Written request>
Copy out lines with the word "October" from the material that follows.

Task input>

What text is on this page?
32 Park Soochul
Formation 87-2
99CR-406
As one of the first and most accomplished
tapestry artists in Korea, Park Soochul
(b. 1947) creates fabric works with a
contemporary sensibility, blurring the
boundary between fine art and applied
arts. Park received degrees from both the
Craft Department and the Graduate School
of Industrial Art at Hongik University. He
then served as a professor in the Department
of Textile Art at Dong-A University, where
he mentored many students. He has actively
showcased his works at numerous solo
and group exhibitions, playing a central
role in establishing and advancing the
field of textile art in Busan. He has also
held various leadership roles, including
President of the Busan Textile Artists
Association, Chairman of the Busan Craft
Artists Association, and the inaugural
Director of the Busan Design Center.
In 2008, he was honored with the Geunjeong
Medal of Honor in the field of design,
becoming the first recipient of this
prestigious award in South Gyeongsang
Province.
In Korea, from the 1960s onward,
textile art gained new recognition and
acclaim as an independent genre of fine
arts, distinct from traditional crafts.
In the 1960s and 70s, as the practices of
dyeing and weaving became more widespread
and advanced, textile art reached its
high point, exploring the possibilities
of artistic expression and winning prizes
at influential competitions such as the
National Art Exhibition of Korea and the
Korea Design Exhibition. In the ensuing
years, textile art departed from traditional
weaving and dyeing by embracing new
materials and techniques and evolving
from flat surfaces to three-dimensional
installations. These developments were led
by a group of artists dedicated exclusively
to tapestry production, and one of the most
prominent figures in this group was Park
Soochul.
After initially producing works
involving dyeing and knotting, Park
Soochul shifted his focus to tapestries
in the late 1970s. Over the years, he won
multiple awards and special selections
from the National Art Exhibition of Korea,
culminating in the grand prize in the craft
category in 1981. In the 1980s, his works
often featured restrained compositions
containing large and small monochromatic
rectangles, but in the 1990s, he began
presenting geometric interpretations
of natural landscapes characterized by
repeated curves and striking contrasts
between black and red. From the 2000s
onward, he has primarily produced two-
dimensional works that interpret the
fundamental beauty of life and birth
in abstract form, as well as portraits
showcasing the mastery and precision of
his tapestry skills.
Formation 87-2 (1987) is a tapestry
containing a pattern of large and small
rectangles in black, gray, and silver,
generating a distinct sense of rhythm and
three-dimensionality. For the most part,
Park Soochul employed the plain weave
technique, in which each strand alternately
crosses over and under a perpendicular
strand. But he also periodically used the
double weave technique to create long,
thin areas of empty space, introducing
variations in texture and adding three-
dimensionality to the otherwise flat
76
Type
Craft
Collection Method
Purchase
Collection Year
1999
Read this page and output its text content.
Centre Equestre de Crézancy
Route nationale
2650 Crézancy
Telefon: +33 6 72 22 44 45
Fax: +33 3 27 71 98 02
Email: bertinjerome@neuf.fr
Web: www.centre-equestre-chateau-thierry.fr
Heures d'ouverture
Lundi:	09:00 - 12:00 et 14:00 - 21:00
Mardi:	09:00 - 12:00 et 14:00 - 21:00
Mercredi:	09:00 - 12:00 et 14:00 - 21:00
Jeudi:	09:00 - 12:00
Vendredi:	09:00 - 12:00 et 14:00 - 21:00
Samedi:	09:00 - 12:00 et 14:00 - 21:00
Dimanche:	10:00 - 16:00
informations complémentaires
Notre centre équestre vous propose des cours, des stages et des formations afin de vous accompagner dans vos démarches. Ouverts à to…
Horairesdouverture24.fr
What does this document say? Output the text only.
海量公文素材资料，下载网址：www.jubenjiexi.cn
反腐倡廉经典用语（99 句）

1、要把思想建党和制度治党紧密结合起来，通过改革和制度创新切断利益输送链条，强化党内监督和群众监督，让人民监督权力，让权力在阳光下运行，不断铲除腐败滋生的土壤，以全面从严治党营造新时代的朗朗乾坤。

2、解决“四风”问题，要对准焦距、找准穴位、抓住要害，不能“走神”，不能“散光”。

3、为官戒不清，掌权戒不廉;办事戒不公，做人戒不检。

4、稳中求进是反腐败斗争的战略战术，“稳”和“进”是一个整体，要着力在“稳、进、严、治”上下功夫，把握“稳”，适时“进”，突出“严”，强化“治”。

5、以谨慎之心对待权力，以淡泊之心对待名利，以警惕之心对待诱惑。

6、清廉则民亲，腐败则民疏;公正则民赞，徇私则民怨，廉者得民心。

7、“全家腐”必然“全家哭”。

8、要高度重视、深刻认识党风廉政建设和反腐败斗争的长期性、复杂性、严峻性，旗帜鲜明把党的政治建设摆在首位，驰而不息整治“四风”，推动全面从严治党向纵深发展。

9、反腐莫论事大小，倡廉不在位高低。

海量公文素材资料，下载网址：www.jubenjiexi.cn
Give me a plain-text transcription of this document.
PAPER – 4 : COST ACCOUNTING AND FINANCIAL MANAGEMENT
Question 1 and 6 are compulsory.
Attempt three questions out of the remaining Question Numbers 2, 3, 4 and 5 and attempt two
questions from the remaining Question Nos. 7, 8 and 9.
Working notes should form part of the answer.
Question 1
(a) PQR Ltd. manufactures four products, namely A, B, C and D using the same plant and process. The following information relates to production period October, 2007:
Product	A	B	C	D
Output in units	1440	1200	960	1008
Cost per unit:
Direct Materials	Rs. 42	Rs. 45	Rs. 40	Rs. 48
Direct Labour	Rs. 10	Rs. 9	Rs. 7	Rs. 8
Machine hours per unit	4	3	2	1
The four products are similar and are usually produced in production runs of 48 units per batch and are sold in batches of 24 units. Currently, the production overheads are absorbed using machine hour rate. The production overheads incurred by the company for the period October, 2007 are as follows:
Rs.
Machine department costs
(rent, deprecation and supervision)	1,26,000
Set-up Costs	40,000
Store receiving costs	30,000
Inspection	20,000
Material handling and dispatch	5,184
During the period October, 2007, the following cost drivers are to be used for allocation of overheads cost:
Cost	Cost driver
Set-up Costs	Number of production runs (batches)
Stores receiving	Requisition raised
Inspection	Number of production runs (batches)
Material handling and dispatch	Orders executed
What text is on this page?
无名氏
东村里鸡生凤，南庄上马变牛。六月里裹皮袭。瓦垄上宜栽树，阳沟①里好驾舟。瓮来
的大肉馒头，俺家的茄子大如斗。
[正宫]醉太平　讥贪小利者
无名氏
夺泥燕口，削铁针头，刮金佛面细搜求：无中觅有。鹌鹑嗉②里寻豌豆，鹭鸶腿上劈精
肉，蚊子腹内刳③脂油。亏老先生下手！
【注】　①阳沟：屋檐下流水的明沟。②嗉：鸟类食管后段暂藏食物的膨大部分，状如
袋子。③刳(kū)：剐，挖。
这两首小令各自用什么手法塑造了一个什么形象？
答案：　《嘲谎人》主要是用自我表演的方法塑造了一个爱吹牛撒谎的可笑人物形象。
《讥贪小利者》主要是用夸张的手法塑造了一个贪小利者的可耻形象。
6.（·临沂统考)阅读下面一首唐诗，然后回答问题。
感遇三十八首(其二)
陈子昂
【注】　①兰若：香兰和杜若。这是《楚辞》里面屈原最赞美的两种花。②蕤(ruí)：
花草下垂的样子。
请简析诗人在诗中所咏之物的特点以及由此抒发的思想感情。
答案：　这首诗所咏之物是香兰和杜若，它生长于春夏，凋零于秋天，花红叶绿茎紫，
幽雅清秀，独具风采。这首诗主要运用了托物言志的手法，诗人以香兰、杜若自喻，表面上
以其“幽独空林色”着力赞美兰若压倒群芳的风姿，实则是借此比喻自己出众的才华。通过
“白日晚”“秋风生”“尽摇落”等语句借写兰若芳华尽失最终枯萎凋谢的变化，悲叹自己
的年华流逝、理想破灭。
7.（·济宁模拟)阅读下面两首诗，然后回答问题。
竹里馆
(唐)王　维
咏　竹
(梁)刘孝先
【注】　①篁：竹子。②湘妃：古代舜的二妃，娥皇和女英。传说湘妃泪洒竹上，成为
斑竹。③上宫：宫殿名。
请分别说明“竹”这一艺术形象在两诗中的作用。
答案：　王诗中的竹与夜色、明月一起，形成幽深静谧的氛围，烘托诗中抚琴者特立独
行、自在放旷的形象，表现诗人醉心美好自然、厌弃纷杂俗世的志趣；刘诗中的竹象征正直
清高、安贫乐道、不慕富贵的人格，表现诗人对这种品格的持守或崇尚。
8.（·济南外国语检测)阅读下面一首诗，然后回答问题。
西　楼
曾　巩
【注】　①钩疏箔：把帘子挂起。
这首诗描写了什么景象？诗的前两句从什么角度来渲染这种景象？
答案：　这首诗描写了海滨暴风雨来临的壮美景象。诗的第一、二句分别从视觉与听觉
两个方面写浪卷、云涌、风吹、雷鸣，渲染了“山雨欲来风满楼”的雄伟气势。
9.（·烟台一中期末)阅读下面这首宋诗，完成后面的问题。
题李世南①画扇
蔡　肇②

Worked answer>
(a) PQR Ltd. manufactures four products, namely A, B, C and D using the same plant and process. The following information relates to production period October, 2007:
The four products are similar and are usually produced in production runs of 48 units per batch and are sold in batches of 24 units. Currently, the production overheads are absorbed using machine hour rate. The production overheads incurred by the company for the period October, 2007 are as follows:
During the period October, 2007, the following cost drivers are to be used for allocation of overheads cost:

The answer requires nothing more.